◆ WHAT YOU WILL DO:
Collect each line holding the string "from".

(Figure record extracts)
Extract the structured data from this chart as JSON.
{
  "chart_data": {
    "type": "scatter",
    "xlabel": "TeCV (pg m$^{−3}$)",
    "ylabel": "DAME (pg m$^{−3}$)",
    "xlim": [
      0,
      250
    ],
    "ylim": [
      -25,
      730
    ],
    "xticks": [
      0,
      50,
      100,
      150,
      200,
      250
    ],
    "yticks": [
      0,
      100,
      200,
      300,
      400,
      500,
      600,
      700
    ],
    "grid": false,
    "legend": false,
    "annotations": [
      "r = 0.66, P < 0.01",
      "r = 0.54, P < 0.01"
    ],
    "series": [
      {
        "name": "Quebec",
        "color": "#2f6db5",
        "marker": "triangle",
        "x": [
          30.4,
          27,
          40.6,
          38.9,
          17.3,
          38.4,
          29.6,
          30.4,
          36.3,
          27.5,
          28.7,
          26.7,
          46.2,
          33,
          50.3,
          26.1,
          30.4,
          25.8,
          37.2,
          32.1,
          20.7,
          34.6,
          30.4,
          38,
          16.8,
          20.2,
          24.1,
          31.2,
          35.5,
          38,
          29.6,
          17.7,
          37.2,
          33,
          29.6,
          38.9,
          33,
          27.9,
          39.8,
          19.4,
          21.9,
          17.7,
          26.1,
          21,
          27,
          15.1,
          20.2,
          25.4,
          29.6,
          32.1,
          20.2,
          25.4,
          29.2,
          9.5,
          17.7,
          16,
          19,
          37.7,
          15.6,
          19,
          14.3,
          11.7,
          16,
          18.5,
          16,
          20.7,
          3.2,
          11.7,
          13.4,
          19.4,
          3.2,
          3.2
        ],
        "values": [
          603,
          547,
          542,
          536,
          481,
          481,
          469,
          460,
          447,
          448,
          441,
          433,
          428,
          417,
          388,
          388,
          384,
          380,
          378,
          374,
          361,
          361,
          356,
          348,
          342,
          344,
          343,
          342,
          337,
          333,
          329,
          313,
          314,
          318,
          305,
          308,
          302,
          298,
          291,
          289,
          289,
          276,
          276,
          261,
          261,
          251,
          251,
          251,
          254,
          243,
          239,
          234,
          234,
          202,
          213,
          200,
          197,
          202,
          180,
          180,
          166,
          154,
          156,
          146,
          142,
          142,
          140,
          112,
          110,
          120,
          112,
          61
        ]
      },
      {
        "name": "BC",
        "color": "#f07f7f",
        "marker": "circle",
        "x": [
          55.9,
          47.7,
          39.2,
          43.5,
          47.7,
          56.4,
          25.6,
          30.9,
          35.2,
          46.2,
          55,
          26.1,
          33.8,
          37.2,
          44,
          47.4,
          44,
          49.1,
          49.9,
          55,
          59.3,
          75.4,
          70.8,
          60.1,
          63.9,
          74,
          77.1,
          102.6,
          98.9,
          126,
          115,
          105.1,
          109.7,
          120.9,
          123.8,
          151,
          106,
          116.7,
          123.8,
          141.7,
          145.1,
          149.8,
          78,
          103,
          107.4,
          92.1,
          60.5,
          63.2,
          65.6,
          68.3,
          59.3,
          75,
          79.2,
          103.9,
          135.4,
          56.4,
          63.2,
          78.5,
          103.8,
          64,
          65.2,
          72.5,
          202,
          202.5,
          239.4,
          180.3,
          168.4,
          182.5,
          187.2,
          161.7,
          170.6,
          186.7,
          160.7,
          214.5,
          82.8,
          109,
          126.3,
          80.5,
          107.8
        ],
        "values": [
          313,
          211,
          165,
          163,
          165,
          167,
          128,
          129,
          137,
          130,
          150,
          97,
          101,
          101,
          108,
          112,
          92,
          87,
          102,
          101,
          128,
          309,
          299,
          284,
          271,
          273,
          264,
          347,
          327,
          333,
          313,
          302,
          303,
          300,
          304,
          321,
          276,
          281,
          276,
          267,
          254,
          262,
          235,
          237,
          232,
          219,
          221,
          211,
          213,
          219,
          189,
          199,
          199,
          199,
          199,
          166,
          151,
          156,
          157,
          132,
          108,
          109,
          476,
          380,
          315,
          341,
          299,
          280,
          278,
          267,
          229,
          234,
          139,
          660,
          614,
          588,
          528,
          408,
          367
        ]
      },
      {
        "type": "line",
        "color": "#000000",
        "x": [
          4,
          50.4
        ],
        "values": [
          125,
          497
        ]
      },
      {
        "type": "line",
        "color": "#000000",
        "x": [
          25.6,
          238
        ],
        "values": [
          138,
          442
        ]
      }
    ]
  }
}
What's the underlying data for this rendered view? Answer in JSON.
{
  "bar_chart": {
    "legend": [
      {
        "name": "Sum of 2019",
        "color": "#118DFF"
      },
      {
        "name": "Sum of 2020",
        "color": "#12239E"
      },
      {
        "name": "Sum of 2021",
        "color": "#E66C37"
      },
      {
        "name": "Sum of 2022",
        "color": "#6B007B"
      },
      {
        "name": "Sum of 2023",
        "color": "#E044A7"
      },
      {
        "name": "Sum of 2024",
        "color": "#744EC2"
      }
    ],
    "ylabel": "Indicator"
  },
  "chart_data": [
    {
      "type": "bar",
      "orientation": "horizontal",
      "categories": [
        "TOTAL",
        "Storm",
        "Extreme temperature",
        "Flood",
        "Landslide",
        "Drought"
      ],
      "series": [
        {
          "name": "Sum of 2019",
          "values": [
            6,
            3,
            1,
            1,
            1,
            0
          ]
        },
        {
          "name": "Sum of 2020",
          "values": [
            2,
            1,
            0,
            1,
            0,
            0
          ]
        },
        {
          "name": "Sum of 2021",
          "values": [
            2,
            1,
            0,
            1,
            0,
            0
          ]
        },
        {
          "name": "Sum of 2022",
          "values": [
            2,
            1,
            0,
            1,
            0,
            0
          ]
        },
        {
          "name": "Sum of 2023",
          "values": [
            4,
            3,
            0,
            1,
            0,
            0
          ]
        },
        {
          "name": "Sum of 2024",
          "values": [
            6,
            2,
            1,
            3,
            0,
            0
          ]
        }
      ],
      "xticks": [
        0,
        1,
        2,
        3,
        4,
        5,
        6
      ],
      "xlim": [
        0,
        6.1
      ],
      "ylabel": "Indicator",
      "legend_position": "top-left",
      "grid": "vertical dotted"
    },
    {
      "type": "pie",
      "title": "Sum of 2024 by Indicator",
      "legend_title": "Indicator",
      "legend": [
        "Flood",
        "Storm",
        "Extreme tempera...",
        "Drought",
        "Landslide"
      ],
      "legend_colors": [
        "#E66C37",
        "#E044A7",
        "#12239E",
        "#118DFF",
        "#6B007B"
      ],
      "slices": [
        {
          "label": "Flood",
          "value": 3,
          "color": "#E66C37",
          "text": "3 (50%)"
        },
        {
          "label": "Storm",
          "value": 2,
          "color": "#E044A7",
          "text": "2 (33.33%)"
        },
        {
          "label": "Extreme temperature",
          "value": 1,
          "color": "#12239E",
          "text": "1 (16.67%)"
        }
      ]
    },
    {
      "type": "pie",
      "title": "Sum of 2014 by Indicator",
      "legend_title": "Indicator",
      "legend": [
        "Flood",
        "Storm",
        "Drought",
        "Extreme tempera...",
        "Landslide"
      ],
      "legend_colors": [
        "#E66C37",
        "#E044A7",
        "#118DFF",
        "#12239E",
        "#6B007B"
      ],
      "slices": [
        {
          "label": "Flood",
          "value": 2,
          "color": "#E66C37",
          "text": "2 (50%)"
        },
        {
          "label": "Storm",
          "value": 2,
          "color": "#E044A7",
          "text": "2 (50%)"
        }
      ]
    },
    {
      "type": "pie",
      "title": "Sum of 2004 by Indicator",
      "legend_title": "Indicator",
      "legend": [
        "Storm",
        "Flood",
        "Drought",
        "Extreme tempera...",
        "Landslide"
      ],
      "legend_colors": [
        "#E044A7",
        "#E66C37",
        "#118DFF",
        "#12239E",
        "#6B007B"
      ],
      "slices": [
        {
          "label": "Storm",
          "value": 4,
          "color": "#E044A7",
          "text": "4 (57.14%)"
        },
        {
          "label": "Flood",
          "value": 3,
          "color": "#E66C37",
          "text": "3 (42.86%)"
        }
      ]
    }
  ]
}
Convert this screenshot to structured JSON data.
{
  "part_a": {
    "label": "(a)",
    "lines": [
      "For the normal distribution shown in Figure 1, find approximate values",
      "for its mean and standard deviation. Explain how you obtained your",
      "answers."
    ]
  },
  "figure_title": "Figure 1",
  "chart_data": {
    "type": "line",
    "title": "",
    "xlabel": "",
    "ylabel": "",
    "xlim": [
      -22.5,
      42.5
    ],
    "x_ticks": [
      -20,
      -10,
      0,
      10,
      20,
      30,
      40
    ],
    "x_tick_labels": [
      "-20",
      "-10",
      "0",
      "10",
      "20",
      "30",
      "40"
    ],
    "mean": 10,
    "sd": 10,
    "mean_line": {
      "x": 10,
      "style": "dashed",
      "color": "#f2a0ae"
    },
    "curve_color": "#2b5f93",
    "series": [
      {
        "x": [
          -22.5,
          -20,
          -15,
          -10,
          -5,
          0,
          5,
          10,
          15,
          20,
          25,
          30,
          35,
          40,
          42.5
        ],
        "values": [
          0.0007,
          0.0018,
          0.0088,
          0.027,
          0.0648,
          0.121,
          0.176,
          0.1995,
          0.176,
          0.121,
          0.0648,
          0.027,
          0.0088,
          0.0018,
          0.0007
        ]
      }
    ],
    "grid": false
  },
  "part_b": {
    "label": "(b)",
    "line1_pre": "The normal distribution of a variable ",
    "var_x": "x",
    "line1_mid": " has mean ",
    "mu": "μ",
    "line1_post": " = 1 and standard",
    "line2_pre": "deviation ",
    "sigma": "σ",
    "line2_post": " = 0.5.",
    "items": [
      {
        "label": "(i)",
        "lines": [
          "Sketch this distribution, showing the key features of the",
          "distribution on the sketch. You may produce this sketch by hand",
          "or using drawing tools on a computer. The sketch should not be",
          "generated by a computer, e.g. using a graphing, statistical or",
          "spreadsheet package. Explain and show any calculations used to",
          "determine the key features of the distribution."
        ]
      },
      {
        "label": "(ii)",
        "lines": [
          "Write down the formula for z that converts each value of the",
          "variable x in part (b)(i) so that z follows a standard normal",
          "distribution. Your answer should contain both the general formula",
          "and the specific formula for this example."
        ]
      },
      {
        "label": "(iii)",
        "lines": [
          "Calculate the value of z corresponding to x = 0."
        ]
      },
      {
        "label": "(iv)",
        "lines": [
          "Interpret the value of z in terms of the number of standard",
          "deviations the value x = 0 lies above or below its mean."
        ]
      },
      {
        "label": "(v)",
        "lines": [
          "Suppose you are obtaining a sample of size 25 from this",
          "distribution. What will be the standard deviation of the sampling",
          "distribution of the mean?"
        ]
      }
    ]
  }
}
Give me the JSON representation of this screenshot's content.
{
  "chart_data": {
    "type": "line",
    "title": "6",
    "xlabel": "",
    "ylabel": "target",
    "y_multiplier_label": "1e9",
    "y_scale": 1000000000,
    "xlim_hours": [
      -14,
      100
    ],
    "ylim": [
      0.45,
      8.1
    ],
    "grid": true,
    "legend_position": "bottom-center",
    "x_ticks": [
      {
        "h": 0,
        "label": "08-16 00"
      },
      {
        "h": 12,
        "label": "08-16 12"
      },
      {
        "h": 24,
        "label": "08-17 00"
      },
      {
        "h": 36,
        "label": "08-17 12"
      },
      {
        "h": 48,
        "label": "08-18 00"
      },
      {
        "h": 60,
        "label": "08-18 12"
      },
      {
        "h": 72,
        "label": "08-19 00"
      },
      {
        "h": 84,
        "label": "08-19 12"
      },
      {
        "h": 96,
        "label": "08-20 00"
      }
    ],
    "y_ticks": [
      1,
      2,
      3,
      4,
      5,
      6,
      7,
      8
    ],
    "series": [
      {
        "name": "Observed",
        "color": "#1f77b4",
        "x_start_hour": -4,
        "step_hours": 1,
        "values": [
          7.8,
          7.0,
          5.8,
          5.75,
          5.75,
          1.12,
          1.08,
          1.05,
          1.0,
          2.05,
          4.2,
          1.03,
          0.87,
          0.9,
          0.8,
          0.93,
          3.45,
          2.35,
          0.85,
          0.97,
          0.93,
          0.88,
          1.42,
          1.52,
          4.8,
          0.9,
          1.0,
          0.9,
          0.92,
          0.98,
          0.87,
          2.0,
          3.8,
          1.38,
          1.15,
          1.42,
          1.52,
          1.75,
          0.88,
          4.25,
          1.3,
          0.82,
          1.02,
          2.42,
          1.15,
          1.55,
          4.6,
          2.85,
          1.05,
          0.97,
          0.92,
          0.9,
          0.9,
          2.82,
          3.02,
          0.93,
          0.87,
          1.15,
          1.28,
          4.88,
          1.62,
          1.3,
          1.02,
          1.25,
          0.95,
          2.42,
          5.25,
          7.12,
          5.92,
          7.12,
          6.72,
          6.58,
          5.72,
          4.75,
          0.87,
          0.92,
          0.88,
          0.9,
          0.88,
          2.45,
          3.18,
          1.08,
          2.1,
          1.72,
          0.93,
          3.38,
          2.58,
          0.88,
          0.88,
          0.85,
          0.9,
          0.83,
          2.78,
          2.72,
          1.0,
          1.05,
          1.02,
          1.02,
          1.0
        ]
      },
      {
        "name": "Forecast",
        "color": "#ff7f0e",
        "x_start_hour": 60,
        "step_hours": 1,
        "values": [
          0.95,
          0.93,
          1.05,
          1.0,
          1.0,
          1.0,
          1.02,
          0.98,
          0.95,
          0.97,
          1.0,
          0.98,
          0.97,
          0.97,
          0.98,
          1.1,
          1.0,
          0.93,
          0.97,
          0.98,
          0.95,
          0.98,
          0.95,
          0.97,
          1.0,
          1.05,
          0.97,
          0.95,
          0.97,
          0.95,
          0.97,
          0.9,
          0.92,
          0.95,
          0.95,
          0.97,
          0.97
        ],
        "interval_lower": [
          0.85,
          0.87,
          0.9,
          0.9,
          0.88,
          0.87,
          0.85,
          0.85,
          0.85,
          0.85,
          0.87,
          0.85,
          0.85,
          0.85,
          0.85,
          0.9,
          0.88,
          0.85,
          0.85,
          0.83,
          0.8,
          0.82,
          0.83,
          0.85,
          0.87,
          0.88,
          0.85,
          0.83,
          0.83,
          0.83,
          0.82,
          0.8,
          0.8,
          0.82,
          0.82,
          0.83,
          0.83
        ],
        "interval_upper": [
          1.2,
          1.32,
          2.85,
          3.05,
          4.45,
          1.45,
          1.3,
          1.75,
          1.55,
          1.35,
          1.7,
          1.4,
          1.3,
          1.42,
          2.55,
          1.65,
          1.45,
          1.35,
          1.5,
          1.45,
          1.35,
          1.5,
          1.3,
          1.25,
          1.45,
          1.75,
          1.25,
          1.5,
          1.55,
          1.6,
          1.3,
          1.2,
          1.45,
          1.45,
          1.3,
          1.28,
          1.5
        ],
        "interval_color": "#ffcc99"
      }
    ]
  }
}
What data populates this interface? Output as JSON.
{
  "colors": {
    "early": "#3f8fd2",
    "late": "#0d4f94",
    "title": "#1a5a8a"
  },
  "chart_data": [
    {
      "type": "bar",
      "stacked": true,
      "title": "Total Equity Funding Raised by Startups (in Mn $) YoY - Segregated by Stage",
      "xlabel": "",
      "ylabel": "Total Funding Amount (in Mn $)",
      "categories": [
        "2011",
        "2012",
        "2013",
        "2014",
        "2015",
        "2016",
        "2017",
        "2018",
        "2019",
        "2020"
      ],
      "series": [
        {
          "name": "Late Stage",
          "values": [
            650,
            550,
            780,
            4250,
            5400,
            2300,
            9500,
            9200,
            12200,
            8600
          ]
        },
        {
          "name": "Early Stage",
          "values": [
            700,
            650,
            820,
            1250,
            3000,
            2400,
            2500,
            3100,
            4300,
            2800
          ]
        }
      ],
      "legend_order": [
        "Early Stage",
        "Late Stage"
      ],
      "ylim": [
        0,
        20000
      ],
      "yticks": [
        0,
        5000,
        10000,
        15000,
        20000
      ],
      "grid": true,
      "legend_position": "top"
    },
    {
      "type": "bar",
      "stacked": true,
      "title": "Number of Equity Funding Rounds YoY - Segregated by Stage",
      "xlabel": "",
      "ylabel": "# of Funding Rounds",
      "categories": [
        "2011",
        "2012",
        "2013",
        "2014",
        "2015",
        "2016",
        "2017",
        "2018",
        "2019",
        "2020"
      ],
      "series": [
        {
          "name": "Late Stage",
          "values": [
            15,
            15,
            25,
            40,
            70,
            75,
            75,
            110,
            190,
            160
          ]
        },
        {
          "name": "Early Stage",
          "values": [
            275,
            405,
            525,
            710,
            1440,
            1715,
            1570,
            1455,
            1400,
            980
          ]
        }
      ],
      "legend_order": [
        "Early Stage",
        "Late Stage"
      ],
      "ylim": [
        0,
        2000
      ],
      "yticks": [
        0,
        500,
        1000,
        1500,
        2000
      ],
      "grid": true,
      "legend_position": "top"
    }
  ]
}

◆ OUTPUT BELOW:
Extract the structured data from this chart as JSON.
          "Suppose you are obtaining a sample of size 25 from this",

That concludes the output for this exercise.